● **DATASET**:
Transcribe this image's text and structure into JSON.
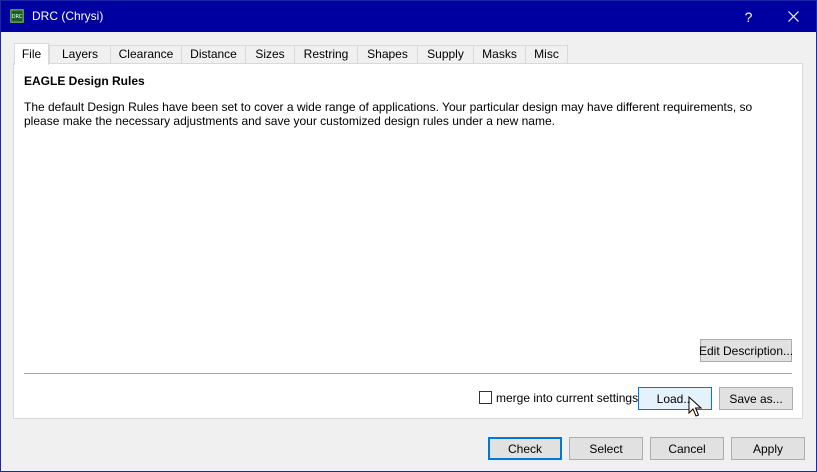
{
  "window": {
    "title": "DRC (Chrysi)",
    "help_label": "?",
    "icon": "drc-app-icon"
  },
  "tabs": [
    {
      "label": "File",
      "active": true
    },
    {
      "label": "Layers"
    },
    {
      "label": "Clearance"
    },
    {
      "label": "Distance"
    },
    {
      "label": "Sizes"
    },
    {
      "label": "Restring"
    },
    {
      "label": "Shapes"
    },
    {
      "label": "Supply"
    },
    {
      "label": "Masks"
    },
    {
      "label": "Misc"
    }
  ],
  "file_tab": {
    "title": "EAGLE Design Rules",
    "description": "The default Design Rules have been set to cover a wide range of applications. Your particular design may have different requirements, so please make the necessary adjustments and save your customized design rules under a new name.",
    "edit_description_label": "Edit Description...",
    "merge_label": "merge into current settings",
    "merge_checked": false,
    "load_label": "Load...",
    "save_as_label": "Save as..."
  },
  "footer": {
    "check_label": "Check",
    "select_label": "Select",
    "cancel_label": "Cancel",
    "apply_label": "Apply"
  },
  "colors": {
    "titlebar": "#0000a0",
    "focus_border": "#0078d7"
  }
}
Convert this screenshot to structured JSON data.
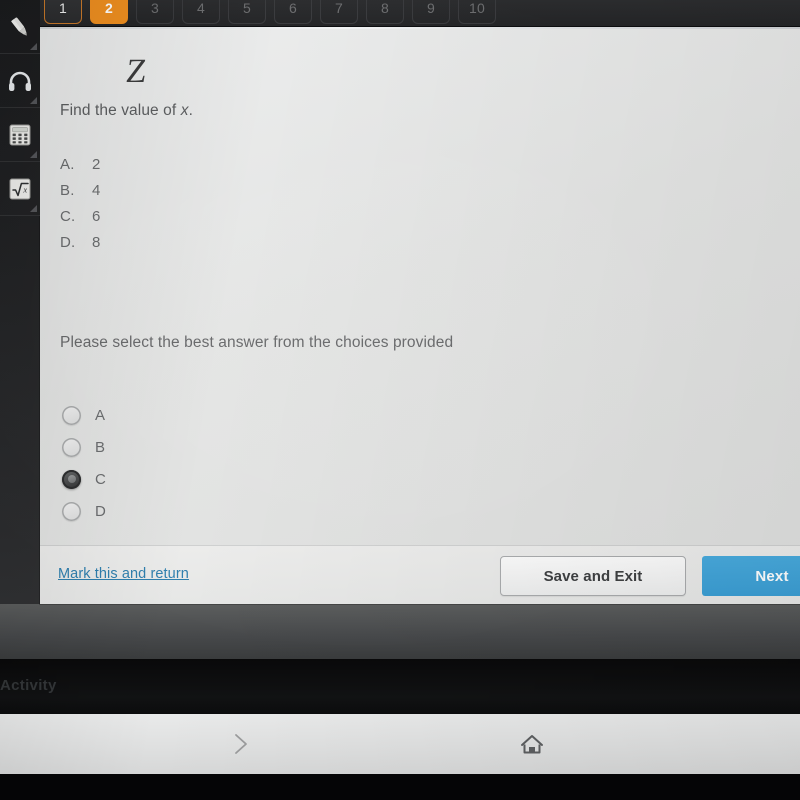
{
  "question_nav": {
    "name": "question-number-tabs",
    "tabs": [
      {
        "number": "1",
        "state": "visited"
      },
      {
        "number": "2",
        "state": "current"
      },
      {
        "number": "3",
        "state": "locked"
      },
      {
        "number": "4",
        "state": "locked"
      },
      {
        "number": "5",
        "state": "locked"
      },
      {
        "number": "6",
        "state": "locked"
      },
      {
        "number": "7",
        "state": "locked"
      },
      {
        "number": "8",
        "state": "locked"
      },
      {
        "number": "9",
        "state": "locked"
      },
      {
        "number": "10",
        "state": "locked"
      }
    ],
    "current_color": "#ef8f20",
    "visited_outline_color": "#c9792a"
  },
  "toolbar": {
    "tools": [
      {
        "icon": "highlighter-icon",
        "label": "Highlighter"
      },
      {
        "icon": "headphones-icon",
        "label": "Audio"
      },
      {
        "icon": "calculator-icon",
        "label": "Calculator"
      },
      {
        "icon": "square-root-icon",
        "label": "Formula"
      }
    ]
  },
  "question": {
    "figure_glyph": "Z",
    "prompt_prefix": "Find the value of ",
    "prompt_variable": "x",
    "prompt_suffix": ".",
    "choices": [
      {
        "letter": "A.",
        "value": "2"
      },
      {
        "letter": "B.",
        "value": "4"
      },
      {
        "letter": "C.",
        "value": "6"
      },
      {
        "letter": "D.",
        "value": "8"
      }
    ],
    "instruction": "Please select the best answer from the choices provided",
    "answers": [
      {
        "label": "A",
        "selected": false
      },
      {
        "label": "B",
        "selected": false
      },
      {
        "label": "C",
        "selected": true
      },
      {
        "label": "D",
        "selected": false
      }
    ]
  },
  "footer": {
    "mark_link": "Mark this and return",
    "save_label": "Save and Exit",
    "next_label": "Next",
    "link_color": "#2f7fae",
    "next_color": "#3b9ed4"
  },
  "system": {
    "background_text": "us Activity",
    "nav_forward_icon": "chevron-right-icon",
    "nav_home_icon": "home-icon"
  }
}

...

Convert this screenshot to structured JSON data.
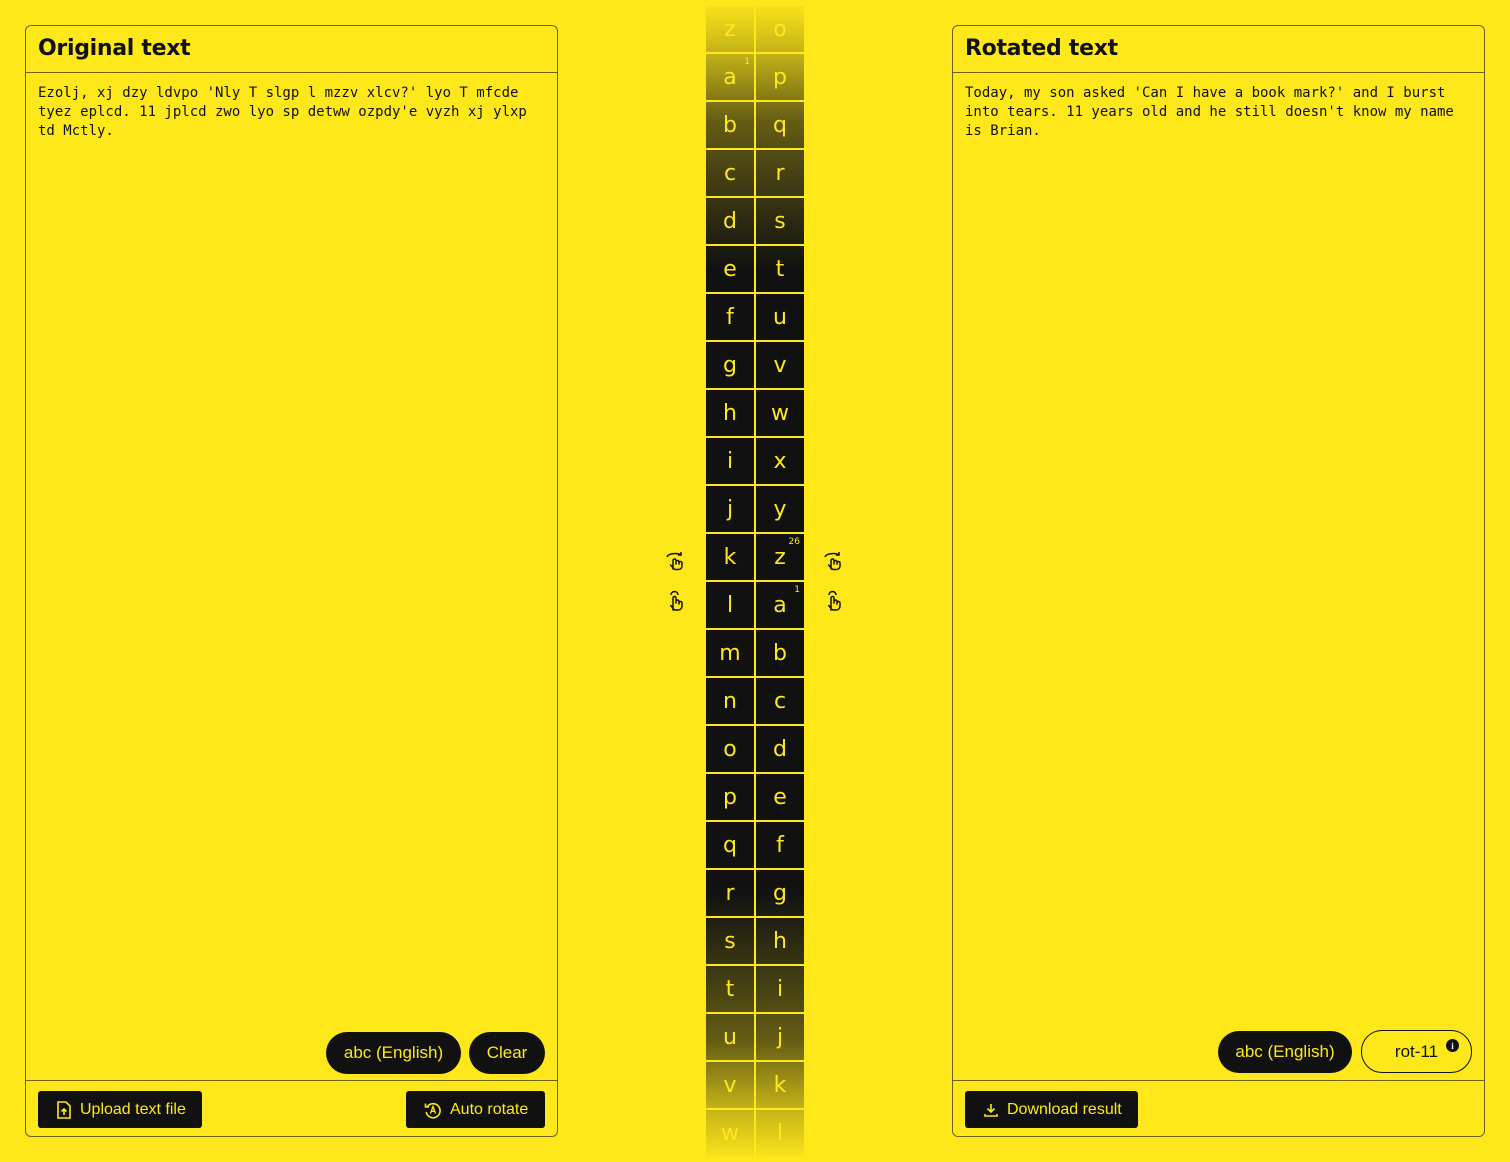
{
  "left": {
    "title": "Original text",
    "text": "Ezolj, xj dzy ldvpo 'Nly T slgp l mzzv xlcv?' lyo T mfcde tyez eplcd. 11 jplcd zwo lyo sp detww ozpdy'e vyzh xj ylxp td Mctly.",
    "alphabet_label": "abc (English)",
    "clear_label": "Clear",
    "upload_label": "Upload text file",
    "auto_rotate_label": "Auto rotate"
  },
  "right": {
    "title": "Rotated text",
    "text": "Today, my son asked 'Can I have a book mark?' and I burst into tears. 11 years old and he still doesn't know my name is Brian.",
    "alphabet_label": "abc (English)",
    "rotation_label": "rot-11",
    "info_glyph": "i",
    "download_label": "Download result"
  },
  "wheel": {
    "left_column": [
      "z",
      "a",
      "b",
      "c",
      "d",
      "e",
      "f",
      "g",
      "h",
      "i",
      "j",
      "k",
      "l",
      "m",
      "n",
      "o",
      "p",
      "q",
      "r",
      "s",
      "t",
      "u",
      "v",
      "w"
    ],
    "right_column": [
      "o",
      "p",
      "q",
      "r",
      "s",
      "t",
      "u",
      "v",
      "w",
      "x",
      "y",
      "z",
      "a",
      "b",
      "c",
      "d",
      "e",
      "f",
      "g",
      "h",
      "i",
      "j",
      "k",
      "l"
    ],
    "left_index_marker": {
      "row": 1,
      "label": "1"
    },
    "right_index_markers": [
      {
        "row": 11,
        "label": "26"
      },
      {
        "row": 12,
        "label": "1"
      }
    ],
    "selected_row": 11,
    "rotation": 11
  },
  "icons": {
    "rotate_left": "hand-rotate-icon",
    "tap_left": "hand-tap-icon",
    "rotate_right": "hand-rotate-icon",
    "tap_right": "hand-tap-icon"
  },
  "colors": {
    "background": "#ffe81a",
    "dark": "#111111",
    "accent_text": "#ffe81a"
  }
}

==

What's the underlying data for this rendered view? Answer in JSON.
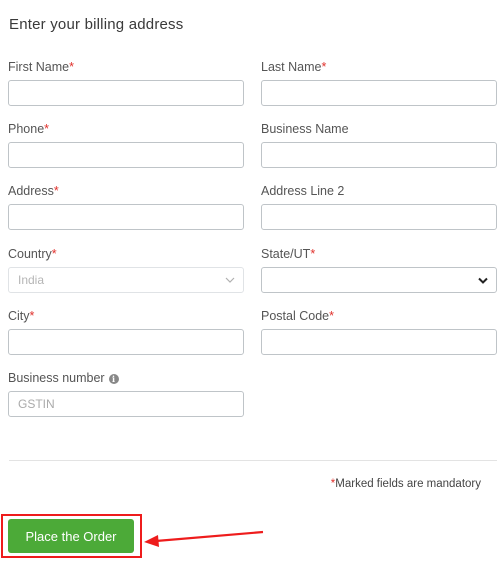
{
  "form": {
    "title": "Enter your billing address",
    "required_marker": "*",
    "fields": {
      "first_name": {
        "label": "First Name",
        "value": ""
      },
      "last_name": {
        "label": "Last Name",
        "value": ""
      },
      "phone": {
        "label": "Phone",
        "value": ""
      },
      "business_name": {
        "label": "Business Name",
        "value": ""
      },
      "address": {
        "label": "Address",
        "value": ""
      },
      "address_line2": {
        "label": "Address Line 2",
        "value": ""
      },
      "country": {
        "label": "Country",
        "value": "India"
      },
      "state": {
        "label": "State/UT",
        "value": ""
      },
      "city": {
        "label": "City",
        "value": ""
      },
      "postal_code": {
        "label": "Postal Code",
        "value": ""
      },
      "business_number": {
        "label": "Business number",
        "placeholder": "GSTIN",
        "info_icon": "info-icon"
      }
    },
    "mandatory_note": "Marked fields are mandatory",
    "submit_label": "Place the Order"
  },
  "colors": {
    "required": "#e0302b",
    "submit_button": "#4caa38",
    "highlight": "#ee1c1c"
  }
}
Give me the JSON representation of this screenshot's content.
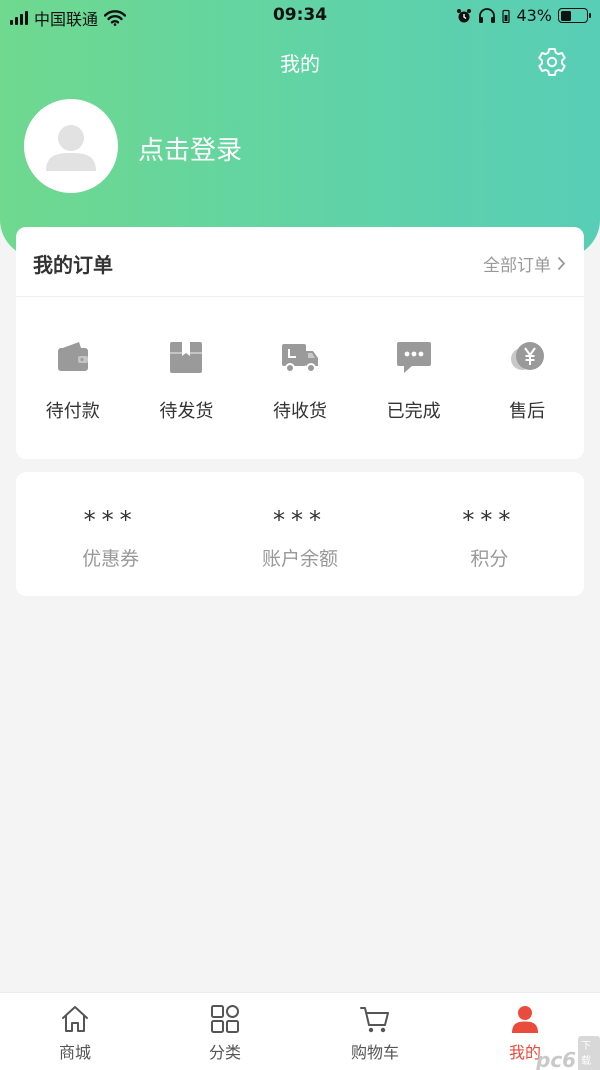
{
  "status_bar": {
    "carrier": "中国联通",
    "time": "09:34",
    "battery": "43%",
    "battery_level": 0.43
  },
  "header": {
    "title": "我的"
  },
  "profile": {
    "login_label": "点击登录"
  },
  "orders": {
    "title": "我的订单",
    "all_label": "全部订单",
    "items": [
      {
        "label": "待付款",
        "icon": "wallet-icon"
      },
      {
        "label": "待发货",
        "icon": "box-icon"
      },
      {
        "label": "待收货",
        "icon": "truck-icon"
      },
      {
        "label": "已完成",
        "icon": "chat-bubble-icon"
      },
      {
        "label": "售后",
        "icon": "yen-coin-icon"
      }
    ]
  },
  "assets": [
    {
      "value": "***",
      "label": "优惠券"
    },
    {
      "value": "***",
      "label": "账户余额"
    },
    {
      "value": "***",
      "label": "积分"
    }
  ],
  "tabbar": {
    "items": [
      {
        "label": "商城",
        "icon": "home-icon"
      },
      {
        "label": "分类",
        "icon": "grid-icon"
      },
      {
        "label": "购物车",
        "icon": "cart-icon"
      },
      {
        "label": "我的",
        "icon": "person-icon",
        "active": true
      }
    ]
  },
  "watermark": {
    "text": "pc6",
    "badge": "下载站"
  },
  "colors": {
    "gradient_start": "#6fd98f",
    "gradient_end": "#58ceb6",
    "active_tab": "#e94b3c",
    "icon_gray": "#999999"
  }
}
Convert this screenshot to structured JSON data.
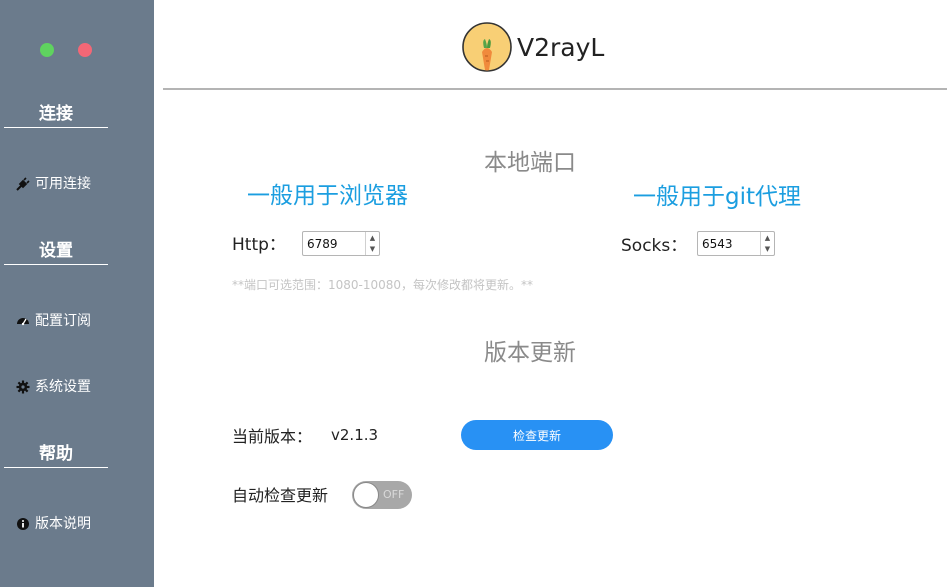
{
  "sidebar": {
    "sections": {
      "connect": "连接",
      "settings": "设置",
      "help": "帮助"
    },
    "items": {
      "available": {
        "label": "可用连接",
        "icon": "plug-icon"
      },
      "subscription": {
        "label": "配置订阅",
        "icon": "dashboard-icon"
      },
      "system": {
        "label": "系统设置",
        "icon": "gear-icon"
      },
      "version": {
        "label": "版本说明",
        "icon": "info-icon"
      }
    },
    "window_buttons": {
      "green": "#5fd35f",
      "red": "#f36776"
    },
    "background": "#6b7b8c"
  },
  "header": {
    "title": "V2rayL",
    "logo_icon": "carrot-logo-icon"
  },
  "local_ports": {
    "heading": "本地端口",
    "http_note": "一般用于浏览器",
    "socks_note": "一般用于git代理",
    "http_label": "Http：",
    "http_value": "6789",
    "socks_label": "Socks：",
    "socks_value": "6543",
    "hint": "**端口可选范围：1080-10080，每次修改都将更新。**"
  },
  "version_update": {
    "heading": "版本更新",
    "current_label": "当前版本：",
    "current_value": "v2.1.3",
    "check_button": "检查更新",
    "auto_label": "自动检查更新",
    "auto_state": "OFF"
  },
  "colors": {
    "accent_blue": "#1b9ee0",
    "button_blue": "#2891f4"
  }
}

● **REQUIRED TASK**: Where a line of the data holds "tabs", show that line.

● **SOLVED EXERCISE**:
  "tabs": [
    "name": "question-number-tabs",
    "tabs": [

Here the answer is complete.